begin Extracted data

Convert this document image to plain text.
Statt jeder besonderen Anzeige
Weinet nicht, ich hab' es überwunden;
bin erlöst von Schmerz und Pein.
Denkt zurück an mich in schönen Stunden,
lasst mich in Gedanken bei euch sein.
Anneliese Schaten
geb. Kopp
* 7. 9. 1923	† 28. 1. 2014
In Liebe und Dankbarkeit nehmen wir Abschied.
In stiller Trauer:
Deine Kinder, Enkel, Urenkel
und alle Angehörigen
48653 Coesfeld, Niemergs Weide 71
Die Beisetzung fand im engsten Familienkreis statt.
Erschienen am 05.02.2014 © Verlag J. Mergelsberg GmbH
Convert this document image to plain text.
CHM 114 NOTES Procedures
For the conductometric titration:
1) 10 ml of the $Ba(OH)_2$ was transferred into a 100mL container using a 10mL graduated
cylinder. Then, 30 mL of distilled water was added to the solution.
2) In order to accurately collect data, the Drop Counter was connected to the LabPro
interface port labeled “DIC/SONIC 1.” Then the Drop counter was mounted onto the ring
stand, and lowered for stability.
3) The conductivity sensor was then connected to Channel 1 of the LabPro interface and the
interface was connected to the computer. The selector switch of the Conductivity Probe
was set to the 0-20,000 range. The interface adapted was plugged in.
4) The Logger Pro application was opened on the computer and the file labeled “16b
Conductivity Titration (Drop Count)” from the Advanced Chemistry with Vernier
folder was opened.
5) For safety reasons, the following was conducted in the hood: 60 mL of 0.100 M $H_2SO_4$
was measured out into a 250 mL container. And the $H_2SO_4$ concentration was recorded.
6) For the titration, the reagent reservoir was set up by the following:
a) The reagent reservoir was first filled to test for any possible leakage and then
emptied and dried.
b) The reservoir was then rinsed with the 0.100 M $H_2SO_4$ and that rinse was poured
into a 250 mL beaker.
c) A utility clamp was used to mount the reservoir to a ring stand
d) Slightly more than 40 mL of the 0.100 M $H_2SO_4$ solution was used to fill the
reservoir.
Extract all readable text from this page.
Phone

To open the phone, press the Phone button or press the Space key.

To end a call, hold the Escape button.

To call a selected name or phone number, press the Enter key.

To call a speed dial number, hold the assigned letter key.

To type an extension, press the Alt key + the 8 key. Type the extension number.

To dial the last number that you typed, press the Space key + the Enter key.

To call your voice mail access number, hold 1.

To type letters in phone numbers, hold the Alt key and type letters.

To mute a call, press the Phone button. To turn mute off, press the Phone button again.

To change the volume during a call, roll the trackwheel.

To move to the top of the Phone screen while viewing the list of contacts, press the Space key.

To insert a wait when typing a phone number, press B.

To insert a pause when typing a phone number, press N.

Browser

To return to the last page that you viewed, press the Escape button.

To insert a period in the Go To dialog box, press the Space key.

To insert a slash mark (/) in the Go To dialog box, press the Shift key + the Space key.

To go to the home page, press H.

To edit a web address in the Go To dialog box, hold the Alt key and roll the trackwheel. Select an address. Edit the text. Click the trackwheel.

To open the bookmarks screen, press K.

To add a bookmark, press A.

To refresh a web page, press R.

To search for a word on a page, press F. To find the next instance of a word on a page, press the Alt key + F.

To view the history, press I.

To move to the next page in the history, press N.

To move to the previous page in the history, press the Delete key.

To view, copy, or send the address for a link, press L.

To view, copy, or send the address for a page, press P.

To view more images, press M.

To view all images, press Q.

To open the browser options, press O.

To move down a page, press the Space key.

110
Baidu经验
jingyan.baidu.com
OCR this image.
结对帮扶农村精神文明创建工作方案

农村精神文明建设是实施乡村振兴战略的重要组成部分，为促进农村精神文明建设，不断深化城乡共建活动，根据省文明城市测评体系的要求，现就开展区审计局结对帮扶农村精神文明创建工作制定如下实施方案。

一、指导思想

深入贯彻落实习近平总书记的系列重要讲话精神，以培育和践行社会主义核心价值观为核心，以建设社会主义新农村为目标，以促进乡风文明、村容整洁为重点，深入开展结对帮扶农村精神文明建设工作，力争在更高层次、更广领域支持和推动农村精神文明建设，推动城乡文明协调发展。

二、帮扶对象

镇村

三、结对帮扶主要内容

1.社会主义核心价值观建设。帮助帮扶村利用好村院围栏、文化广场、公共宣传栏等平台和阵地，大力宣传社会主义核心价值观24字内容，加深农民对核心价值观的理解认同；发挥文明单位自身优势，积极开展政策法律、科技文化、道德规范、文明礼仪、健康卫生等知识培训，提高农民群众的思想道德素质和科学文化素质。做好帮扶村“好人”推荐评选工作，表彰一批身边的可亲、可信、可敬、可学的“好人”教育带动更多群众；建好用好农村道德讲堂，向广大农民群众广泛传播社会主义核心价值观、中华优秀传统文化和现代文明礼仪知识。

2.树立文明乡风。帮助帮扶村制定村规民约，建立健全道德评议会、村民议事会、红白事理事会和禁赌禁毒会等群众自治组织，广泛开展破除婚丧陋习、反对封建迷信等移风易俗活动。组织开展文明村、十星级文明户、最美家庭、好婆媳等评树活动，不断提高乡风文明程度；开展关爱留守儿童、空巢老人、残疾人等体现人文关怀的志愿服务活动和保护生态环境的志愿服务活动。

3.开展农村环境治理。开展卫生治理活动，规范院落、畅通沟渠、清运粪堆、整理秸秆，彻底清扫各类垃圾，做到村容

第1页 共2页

end Extracted data

Short task:
Faithfully copy every entry, leaving nothing out.

Result of this exercise:
Convert this document image to plain text.
Statt jeder besonderen Anzeige
Weinet nicht, ich hab' es überwunden;
bin erlöst von Schmerz und Pein.
Denkt zurück an mich in schönen Stunden,
lasst mich in Gedanken bei euch sein.
Anneliese Schaten
geb. Kopp
* 7. 9. 1923	† 28. 1. 2014
In Liebe und Dankbarkeit nehmen wir Abschied.
In stiller Trauer:
Deine Kinder, Enkel, Urenkel
und alle Angehörigen
48653 Coesfeld, Niemergs Weide 71
Die Beisetzung fand im engsten Familienkreis statt.
Erschienen am 05.02.2014 © Verlag J. Mergelsberg GmbH
Convert this document image to plain text.
CHM 114 NOTES Procedures
For the conductometric titration:
1) 10 ml of the $Ba(OH)_2$ was transferred into a 100mL container using a 10mL graduated
cylinder. Then, 30 mL of distilled water was added to the solution.
2) In order to accurately collect data, the Drop Counter was connected to the LabPro
interface port labeled “DIC/SONIC 1.” Then the Drop counter was mounted onto the ring
stand, and lowered for stability.
3) The conductivity sensor was then connected to Channel 1 of the LabPro interface and the
interface was connected to the computer. The selector switch of the Conductivity Probe
was set to the 0-20,000 range. The interface adapted was plugged in.
4) The Logger Pro application was opened on the computer and the file labeled “16b
Conductivity Titration (Drop Count)” from the Advanced Chemistry with Vernier
folder was opened.
5) For safety reasons, the following was conducted in the hood: 60 mL of 0.100 M $H_2SO_4$
was measured out into a 250 mL container. And the $H_2SO_4$ concentration was recorded.
6) For the titration, the reagent reservoir was set up by the following:
a) The reagent reservoir was first filled to test for any possible leakage and then
emptied and dried.
b) The reservoir was then rinsed with the 0.100 M $H_2SO_4$ and that rinse was poured
into a 250 mL beaker.
c) A utility clamp was used to mount the reservoir to a ring stand
d) Slightly more than 40 mL of the 0.100 M $H_2SO_4$ solution was used to fill the
reservoir.
Extract all readable text from this page.
Phone

To open the phone, press the Phone button or press the Space key.

To end a call, hold the Escape button.

To call a selected name or phone number, press the Enter key.

To call a speed dial number, hold the assigned letter key.

To type an extension, press the Alt key + the 8 key. Type the extension number.

To dial the last number that you typed, press the Space key + the Enter key.

To call your voice mail access number, hold 1.

To type letters in phone numbers, hold the Alt key and type letters.

To mute a call, press the Phone button. To turn mute off, press the Phone button again.

To change the volume during a call, roll the trackwheel.

To move to the top of the Phone screen while viewing the list of contacts, press the Space key.

To insert a wait when typing a phone number, press B.

To insert a pause when typing a phone number, press N.

Browser

To return to the last page that you viewed, press the Escape button.

To insert a period in the Go To dialog box, press the Space key.

To insert a slash mark (/) in the Go To dialog box, press the Shift key + the Space key.

To go to the home page, press H.

To edit a web address in the Go To dialog box, hold the Alt key and roll the trackwheel. Select an address. Edit the text. Click the trackwheel.

To open the bookmarks screen, press K.

To add a bookmark, press A.

To refresh a web page, press R.

To search for a word on a page, press F. To find the next instance of a word on a page, press the Alt key + F.

To view the history, press I.

To move to the next page in the history, press N.

To move to the previous page in the history, press the Delete key.

To view, copy, or send the address for a link, press L.

To view, copy, or send the address for a page, press P.

To view more images, press M.

To view all images, press Q.

To open the browser options, press O.

To move down a page, press the Space key.

110
Baidu经验
jingyan.baidu.com
OCR this image.
结对帮扶农村精神文明创建工作方案

农村精神文明建设是实施乡村振兴战略的重要组成部分，为促进农村精神文明建设，不断深化城乡共建活动，根据省文明城市测评体系的要求，现就开展区审计局结对帮扶农村精神文明创建工作制定如下实施方案。

一、指导思想

深入贯彻落实习近平总书记的系列重要讲话精神，以培育和践行社会主义核心价值观为核心，以建设社会主义新农村为目标，以促进乡风文明、村容整洁为重点，深入开展结对帮扶农村精神文明建设工作，力争在更高层次、更广领域支持和推动农村精神文明建设，推动城乡文明协调发展。

二、帮扶对象

镇村

三、结对帮扶主要内容

1.社会主义核心价值观建设。帮助帮扶村利用好村院围栏、文化广场、公共宣传栏等平台和阵地，大力宣传社会主义核心价值观24字内容，加深农民对核心价值观的理解认同；发挥文明单位自身优势，积极开展政策法律、科技文化、道德规范、文明礼仪、健康卫生等知识培训，提高农民群众的思想道德素质和科学文化素质。做好帮扶村“好人”推荐评选工作，表彰一批身边的可亲、可信、可敬、可学的“好人”教育带动更多群众；建好用好农村道德讲堂，向广大农民群众广泛传播社会主义核心价值观、中华优秀传统文化和现代文明礼仪知识。

2.树立文明乡风。帮助帮扶村制定村规民约，建立健全道德评议会、村民议事会、红白事理事会和禁赌禁毒会等群众自治组织，广泛开展破除婚丧陋习、反对封建迷信等移风易俗活动。组织开展文明村、十星级文明户、最美家庭、好婆媳等评树活动，不断提高乡风文明程度；开展关爱留守儿童、空巢老人、残疾人等体现人文关怀的志愿服务活动和保护生态环境的志愿服务活动。

3.开展农村环境治理。开展卫生治理活动，规范院落、畅通沟渠、清运粪堆、整理秸秆，彻底清扫各类垃圾，做到村容

第1页 共2页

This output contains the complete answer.